— START Material to process —

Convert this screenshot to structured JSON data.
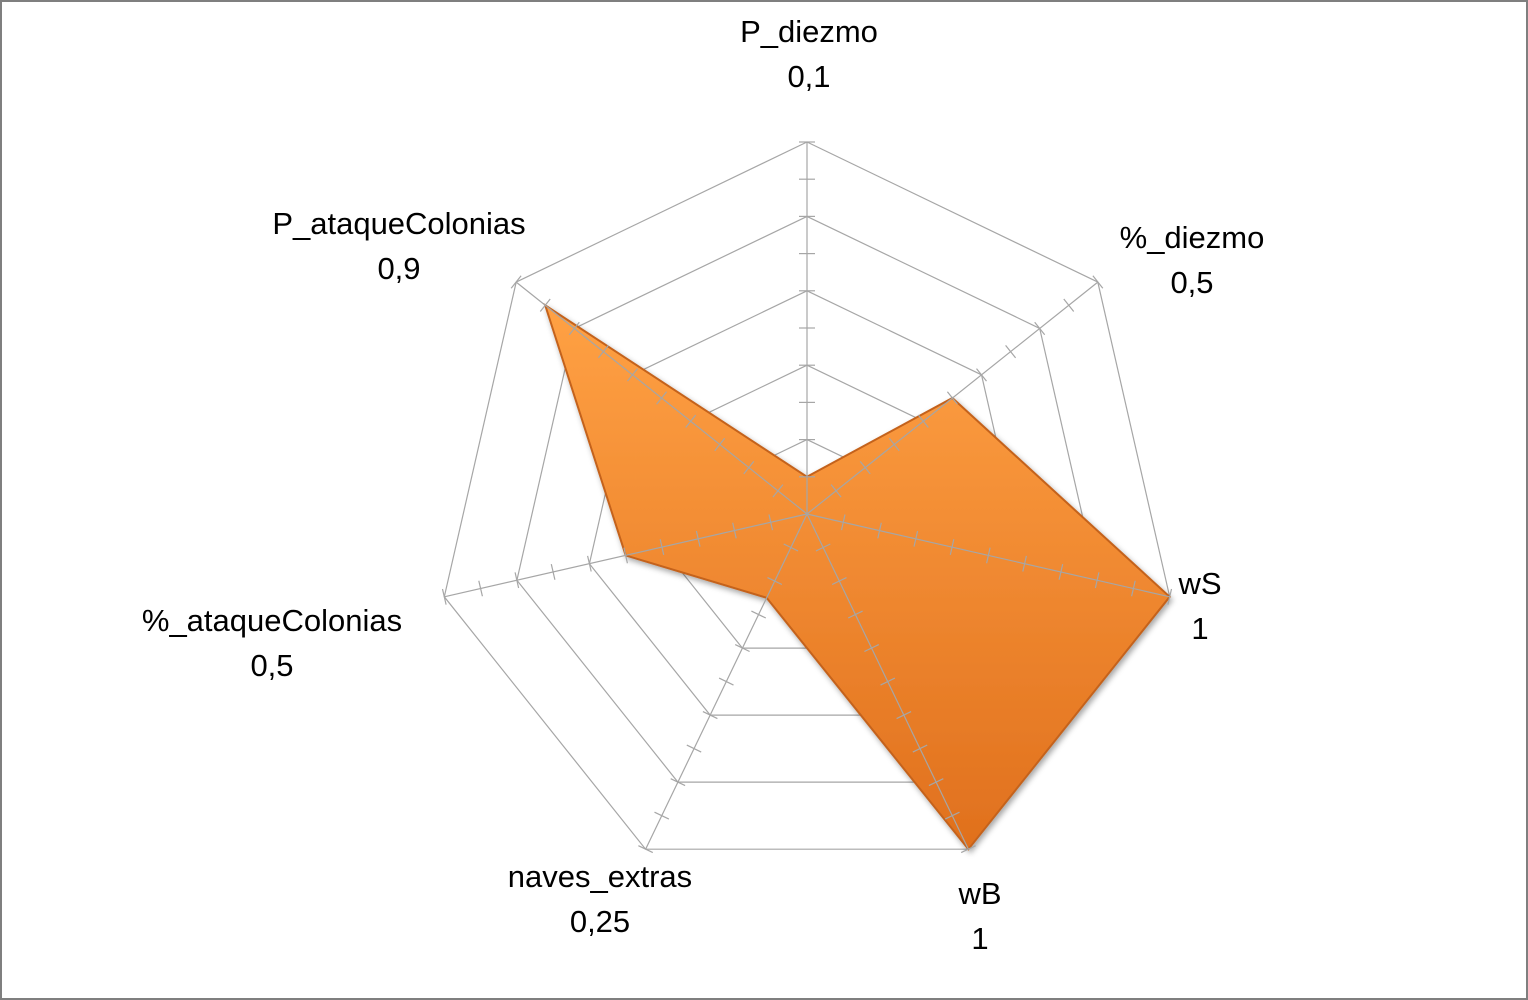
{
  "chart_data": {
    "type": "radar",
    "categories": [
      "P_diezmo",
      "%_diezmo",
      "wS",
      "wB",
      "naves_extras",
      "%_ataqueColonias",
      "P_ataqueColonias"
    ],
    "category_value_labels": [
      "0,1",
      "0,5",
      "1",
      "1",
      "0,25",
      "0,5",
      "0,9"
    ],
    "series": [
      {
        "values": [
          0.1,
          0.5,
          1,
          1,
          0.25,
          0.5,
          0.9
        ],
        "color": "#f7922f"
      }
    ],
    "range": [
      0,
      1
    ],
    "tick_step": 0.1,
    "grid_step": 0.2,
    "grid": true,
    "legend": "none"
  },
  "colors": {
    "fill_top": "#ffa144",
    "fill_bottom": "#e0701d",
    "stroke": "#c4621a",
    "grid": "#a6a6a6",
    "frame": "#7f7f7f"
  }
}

— END Material to process —

• Work to do:
Repeat the entries exactly. Pictures are excluded from the copy.

• Written answer:
Convert this screenshot to structured JSON data.
{
  "chart_data": {
    "type": "radar",
    "categories": [
      "P_diezmo",
      "%_diezmo",
      "wS",
      "wB",
      "naves_extras",
      "%_ataqueColonias",
      "P_ataqueColonias"
    ],
    "category_value_labels": [
      "0,1",
      "0,5",
      "1",
      "1",
      "0,25",
      "0,5",
      "0,9"
    ],
    "series": [
      {
        "values": [
          0.1,
          0.5,
          1,
          1,
          0.25,
          0.5,
          0.9
        ],
        "color": "#f7922f"
      }
    ],
    "range": [
      0,
      1
    ],
    "tick_step": 0.1,
    "grid_step": 0.2,
    "grid": true,
    "legend": "none"
  },
  "colors": {
    "fill_top": "#ffa144",
    "fill_bottom": "#e0701d",
    "stroke": "#c4621a",
    "grid": "#a6a6a6",
    "frame": "#7f7f7f"
  }
}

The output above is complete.